(Stored data entries)
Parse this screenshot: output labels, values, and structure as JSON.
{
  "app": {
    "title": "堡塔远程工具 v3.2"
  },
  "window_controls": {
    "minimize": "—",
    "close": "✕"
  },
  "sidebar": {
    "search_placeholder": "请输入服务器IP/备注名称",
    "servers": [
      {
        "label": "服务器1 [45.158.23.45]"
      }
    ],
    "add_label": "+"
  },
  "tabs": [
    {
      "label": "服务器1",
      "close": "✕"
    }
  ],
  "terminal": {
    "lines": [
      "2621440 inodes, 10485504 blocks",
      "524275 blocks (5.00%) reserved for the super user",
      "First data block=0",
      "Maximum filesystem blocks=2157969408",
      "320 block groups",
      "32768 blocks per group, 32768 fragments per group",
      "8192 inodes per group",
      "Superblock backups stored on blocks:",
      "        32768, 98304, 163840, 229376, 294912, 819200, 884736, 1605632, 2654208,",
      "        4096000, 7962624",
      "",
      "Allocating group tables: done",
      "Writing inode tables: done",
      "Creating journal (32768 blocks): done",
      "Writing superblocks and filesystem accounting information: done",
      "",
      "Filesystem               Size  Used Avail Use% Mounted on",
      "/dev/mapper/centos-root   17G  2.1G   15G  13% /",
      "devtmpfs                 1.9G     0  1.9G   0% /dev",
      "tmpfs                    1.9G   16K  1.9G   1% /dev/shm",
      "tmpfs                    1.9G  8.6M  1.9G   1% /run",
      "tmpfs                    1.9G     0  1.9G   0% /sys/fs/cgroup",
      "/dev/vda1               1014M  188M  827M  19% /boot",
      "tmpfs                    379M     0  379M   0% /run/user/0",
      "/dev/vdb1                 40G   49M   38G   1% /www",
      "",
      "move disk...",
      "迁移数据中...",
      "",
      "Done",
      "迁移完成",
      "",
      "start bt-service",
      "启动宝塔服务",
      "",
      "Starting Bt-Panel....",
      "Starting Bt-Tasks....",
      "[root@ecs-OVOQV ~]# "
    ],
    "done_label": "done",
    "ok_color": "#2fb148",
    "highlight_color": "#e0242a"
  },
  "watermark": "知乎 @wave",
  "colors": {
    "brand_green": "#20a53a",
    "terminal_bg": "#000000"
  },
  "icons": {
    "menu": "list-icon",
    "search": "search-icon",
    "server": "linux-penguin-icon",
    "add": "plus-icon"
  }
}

## Work to do
Retype the data in full and match it exactly.

## Result for this exercise
Parse this screenshot: output labels, values, and structure as JSON.
{
  "app": {
    "title": "堡塔远程工具 v3.2"
  },
  "window_controls": {
    "minimize": "—",
    "close": "✕"
  },
  "sidebar": {
    "search_placeholder": "请输入服务器IP/备注名称",
    "servers": [
      {
        "label": "服务器1 [45.158.23.45]"
      }
    ],
    "add_label": "+"
  },
  "tabs": [
    {
      "label": "服务器1",
      "close": "✕"
    }
  ],
  "terminal": {
    "lines": [
      "2621440 inodes, 10485504 blocks",
      "524275 blocks (5.00%) reserved for the super user",
      "First data block=0",
      "Maximum filesystem blocks=2157969408",
      "320 block groups",
      "32768 blocks per group, 32768 fragments per group",
      "8192 inodes per group",
      "Superblock backups stored on blocks:",
      "        32768, 98304, 163840, 229376, 294912, 819200, 884736, 1605632, 2654208,",
      "        4096000, 7962624",
      "",
      "Allocating group tables: done",
      "Writing inode tables: done",
      "Creating journal (32768 blocks): done",
      "Writing superblocks and filesystem accounting information: done",
      "",
      "Filesystem               Size  Used Avail Use% Mounted on",
      "/dev/mapper/centos-root   17G  2.1G   15G  13% /",
      "devtmpfs                 1.9G     0  1.9G   0% /dev",
      "tmpfs                    1.9G   16K  1.9G   1% /dev/shm",
      "tmpfs                    1.9G  8.6M  1.9G   1% /run",
      "tmpfs                    1.9G     0  1.9G   0% /sys/fs/cgroup",
      "/dev/vda1               1014M  188M  827M  19% /boot",
      "tmpfs                    379M     0  379M   0% /run/user/0",
      "/dev/vdb1                 40G   49M   38G   1% /www",
      "",
      "move disk...",
      "迁移数据中...",
      "",
      "Done",
      "迁移完成",
      "",
      "start bt-service",
      "启动宝塔服务",
      "",
      "Starting Bt-Panel....",
      "Starting Bt-Tasks....",
      "[root@ecs-OVOQV ~]# "
    ],
    "done_label": "done",
    "ok_color": "#2fb148",
    "highlight_color": "#e0242a"
  },
  "watermark": "知乎 @wave",
  "colors": {
    "brand_green": "#20a53a",
    "terminal_bg": "#000000"
  },
  "icons": {
    "menu": "list-icon",
    "search": "search-icon",
    "server": "linux-penguin-icon",
    "add": "plus-icon"
  }
}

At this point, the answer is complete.